# START OF Excerpted records

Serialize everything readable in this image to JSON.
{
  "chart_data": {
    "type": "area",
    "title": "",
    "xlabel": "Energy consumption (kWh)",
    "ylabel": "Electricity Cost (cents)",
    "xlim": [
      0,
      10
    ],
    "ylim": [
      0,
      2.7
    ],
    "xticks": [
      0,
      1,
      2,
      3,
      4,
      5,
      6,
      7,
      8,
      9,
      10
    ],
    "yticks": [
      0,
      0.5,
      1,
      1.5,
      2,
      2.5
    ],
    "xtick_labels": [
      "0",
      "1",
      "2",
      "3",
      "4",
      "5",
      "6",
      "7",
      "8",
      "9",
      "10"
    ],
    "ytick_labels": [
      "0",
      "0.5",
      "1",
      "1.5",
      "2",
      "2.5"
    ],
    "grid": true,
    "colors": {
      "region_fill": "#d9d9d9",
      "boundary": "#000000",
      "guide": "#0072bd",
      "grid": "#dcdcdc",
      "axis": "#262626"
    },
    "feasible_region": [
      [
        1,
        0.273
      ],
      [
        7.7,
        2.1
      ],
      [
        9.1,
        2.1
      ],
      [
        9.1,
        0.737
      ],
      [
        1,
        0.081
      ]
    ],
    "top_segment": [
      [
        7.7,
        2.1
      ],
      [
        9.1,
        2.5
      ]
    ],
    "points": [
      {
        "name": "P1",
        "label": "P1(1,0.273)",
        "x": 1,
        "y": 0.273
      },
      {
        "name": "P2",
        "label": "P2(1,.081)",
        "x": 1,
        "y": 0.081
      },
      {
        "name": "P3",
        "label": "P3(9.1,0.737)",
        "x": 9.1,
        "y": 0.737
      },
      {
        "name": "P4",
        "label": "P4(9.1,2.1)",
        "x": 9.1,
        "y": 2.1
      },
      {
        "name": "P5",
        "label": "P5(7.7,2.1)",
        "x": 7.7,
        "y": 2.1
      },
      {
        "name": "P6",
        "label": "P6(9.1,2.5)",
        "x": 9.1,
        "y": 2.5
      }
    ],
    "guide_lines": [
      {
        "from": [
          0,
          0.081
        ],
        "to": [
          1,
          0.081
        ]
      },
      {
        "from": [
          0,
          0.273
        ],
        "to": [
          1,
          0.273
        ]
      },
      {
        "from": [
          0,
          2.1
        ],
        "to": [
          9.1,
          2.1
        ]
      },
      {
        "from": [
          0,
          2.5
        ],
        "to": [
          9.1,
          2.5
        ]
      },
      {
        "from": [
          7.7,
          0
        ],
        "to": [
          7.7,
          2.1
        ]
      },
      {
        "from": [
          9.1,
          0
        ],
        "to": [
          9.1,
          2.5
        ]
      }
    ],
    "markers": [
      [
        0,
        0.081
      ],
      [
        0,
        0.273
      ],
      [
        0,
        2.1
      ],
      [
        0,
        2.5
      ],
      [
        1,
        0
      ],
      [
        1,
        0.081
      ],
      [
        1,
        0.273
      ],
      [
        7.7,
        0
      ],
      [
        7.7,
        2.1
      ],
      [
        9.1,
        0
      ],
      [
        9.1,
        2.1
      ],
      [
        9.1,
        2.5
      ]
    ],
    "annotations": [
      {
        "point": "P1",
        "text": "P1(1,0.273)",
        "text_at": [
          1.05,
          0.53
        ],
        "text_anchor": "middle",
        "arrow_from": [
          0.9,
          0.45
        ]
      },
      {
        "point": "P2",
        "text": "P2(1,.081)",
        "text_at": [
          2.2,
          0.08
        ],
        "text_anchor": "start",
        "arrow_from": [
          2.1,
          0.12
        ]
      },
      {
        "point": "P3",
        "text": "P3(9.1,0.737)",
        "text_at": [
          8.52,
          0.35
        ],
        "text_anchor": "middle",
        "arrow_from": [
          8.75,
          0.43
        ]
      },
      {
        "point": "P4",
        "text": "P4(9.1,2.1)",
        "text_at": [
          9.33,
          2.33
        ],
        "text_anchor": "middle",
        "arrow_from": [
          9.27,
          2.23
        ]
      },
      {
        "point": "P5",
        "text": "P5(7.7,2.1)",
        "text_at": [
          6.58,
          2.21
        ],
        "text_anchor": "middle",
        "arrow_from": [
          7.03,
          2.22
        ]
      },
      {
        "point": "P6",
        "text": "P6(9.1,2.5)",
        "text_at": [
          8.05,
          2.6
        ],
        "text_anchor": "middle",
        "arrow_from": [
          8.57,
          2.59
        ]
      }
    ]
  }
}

# END OF Excerpted records

● **Problem**
Transcribe all of the lines in the records precisely.

● **Answer in full**
Serialize everything readable in this image to JSON.
{
  "chart_data": {
    "type": "area",
    "title": "",
    "xlabel": "Energy consumption (kWh)",
    "ylabel": "Electricity Cost (cents)",
    "xlim": [
      0,
      10
    ],
    "ylim": [
      0,
      2.7
    ],
    "xticks": [
      0,
      1,
      2,
      3,
      4,
      5,
      6,
      7,
      8,
      9,
      10
    ],
    "yticks": [
      0,
      0.5,
      1,
      1.5,
      2,
      2.5
    ],
    "xtick_labels": [
      "0",
      "1",
      "2",
      "3",
      "4",
      "5",
      "6",
      "7",
      "8",
      "9",
      "10"
    ],
    "ytick_labels": [
      "0",
      "0.5",
      "1",
      "1.5",
      "2",
      "2.5"
    ],
    "grid": true,
    "colors": {
      "region_fill": "#d9d9d9",
      "boundary": "#000000",
      "guide": "#0072bd",
      "grid": "#dcdcdc",
      "axis": "#262626"
    },
    "feasible_region": [
      [
        1,
        0.273
      ],
      [
        7.7,
        2.1
      ],
      [
        9.1,
        2.1
      ],
      [
        9.1,
        0.737
      ],
      [
        1,
        0.081
      ]
    ],
    "top_segment": [
      [
        7.7,
        2.1
      ],
      [
        9.1,
        2.5
      ]
    ],
    "points": [
      {
        "name": "P1",
        "label": "P1(1,0.273)",
        "x": 1,
        "y": 0.273
      },
      {
        "name": "P2",
        "label": "P2(1,.081)",
        "x": 1,
        "y": 0.081
      },
      {
        "name": "P3",
        "label": "P3(9.1,0.737)",
        "x": 9.1,
        "y": 0.737
      },
      {
        "name": "P4",
        "label": "P4(9.1,2.1)",
        "x": 9.1,
        "y": 2.1
      },
      {
        "name": "P5",
        "label": "P5(7.7,2.1)",
        "x": 7.7,
        "y": 2.1
      },
      {
        "name": "P6",
        "label": "P6(9.1,2.5)",
        "x": 9.1,
        "y": 2.5
      }
    ],
    "guide_lines": [
      {
        "from": [
          0,
          0.081
        ],
        "to": [
          1,
          0.081
        ]
      },
      {
        "from": [
          0,
          0.273
        ],
        "to": [
          1,
          0.273
        ]
      },
      {
        "from": [
          0,
          2.1
        ],
        "to": [
          9.1,
          2.1
        ]
      },
      {
        "from": [
          0,
          2.5
        ],
        "to": [
          9.1,
          2.5
        ]
      },
      {
        "from": [
          7.7,
          0
        ],
        "to": [
          7.7,
          2.1
        ]
      },
      {
        "from": [
          9.1,
          0
        ],
        "to": [
          9.1,
          2.5
        ]
      }
    ],
    "markers": [
      [
        0,
        0.081
      ],
      [
        0,
        0.273
      ],
      [
        0,
        2.1
      ],
      [
        0,
        2.5
      ],
      [
        1,
        0
      ],
      [
        1,
        0.081
      ],
      [
        1,
        0.273
      ],
      [
        7.7,
        0
      ],
      [
        7.7,
        2.1
      ],
      [
        9.1,
        0
      ],
      [
        9.1,
        2.1
      ],
      [
        9.1,
        2.5
      ]
    ],
    "annotations": [
      {
        "point": "P1",
        "text": "P1(1,0.273)",
        "text_at": [
          1.05,
          0.53
        ],
        "text_anchor": "middle",
        "arrow_from": [
          0.9,
          0.45
        ]
      },
      {
        "point": "P2",
        "text": "P2(1,.081)",
        "text_at": [
          2.2,
          0.08
        ],
        "text_anchor": "start",
        "arrow_from": [
          2.1,
          0.12
        ]
      },
      {
        "point": "P3",
        "text": "P3(9.1,0.737)",
        "text_at": [
          8.52,
          0.35
        ],
        "text_anchor": "middle",
        "arrow_from": [
          8.75,
          0.43
        ]
      },
      {
        "point": "P4",
        "text": "P4(9.1,2.1)",
        "text_at": [
          9.33,
          2.33
        ],
        "text_anchor": "middle",
        "arrow_from": [
          9.27,
          2.23
        ]
      },
      {
        "point": "P5",
        "text": "P5(7.7,2.1)",
        "text_at": [
          6.58,
          2.21
        ],
        "text_anchor": "middle",
        "arrow_from": [
          7.03,
          2.22
        ]
      },
      {
        "point": "P6",
        "text": "P6(9.1,2.5)",
        "text_at": [
          8.05,
          2.6
        ],
        "text_anchor": "middle",
        "arrow_from": [
          8.57,
          2.59
        ]
      }
    ]
  }
}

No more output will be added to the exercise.